Extracted entries:
»»

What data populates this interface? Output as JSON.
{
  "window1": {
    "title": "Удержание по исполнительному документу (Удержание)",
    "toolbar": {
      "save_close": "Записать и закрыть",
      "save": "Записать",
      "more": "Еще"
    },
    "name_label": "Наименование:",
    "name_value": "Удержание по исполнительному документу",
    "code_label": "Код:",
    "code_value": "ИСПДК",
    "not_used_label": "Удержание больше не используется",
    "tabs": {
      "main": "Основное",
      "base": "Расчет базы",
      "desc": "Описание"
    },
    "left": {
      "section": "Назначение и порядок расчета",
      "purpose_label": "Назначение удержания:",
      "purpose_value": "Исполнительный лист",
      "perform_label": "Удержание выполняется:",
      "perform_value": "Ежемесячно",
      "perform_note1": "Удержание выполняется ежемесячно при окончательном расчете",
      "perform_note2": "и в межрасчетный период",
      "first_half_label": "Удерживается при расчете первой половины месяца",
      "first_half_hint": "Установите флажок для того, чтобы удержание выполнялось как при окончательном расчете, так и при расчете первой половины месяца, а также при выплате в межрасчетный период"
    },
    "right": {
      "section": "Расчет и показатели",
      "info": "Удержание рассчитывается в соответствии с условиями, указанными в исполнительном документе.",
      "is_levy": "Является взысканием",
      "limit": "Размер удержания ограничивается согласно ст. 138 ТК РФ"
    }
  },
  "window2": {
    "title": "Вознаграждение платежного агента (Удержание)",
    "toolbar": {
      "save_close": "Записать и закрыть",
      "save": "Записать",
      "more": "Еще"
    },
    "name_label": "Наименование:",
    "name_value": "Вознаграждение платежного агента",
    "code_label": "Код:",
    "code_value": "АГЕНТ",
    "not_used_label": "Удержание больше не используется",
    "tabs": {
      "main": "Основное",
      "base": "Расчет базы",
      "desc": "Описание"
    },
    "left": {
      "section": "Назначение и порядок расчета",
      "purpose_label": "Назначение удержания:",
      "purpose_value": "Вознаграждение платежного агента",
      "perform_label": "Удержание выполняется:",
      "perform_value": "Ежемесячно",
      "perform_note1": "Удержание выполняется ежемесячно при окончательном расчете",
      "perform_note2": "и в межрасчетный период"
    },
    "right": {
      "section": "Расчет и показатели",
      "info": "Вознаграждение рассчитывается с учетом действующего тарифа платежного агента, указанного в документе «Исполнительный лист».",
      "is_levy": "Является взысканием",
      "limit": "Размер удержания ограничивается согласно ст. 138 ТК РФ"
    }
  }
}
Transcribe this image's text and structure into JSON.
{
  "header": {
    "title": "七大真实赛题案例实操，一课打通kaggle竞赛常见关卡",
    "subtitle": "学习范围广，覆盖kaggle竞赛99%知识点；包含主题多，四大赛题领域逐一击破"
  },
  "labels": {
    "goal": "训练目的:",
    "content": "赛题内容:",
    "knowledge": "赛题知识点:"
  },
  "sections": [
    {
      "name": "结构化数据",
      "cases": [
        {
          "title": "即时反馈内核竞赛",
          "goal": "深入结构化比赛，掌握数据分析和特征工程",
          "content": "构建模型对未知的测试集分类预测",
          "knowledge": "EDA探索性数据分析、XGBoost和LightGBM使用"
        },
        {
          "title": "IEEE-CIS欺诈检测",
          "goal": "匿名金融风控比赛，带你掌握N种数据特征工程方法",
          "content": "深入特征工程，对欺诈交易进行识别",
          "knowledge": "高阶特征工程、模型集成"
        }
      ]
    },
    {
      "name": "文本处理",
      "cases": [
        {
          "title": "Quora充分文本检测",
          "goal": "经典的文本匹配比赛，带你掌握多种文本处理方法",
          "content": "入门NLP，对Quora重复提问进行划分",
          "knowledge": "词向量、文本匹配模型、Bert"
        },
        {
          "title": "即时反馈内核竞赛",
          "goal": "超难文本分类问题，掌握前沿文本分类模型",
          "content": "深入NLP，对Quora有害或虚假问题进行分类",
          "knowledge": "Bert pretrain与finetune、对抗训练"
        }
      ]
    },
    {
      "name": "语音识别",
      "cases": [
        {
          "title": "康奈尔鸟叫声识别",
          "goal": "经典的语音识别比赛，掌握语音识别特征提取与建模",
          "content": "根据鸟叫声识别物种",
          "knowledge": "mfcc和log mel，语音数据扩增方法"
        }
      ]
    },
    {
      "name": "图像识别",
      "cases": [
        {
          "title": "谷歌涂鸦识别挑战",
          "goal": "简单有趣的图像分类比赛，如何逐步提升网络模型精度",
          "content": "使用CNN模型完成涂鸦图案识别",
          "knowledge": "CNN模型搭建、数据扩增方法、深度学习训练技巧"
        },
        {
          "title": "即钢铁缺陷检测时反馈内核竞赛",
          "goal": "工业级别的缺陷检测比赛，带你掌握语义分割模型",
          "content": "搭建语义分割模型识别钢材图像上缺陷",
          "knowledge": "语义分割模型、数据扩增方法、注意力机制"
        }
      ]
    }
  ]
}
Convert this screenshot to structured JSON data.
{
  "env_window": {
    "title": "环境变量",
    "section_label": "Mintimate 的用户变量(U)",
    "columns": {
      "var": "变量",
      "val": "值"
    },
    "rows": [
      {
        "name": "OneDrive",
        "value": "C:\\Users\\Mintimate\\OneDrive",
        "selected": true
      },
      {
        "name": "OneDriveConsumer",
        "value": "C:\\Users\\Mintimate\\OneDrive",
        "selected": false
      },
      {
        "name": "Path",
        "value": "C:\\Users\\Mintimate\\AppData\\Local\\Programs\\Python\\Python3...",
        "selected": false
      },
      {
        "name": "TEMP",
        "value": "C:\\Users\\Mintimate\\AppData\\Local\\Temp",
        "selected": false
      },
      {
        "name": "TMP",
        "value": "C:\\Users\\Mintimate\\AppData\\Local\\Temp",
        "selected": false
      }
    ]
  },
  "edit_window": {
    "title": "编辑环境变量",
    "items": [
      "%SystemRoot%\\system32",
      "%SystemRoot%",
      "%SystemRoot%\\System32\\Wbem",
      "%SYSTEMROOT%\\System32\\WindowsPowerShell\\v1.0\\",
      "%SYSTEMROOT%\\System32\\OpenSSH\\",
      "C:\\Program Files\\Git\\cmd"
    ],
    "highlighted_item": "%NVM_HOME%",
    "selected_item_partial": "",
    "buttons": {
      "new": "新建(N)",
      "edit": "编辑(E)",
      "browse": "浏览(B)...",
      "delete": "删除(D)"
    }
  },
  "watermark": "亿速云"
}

««

The request: Of the lines above, copy each that contains "knowledge".

Completed task:
    "knowledge": "赛题知识点:"
          "knowledge": "EDA探索性数据分析、XGBoost和LightGBM使用"
          "knowledge": "高阶特征工程、模型集成"
          "knowledge": "词向量、文本匹配模型、Bert"
          "knowledge": "Bert pretrain与finetune、对抗训练"
          "knowledge": "mfcc和log mel，语音数据扩增方法"
          "knowledge": "CNN模型搭建、数据扩增方法、深度学习训练技巧"
          "knowledge": "语义分割模型、数据扩增方法、注意力机制"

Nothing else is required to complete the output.